• **EXERCISE REQUIREMENTS**: Reproduce, word for word, every line starting at the line that contains "Parse this screenshot: output" and ending with the final line of the entries.
== == ==
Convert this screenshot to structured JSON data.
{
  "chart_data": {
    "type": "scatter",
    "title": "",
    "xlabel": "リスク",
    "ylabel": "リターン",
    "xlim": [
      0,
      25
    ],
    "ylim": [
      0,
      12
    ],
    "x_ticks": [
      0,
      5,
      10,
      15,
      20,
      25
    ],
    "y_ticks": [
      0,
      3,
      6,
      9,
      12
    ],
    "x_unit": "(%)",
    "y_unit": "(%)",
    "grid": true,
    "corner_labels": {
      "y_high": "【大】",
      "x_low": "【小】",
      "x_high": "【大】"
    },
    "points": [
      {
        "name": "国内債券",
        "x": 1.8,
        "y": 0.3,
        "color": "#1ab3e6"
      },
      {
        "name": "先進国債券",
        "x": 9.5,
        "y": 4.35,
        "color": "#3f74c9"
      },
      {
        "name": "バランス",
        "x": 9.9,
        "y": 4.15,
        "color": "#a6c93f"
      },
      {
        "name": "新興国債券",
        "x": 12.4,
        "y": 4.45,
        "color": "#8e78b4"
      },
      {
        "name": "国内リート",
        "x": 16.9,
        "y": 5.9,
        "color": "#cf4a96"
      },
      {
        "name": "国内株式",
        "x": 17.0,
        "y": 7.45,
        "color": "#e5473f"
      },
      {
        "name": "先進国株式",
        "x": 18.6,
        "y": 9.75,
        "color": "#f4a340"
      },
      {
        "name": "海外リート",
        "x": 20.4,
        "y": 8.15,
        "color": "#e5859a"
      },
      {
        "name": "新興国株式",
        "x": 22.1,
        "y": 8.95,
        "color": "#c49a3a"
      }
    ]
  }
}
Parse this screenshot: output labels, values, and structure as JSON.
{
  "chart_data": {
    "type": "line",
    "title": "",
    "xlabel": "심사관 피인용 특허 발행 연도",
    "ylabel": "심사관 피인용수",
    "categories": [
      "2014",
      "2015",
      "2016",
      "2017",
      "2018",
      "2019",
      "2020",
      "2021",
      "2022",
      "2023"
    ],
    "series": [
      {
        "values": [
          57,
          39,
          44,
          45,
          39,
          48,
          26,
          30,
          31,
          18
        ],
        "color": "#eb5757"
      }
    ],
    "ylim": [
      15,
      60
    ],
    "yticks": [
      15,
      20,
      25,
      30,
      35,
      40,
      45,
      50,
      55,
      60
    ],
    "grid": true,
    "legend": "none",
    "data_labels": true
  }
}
== == ==
• **REPLY TO THE TASK**:
Parse this screenshot: output labels, values, and structure as JSON.
{
  "chart_data": {
    "type": "line",
    "title": "",
    "xlabel": "심사관 피인용 특허 발행 연도",
    "ylabel": "심사관 피인용수",
    "categories": [
      "2014",
      "2015",
      "2016",
      "2017",
      "2018",
      "2019",
      "2020",
      "2021",
      "2022",
      "2023"
    ],
    "series": [
      {
        "values": [
          57,
          39,
          44,
          45,
          39,
          48,
          26,
          30,
          31,
          18
        ],
        "color": "#eb5757"
      }
    ],
    "ylim": [
      15,
      60
    ],
    "yticks": [
      15,
      20,
      25,
      30,
      35,
      40,
      45,
      50,
      55,
      60
    ],
    "grid": true,
    "legend": "none",
    "data_labels": true
  }
}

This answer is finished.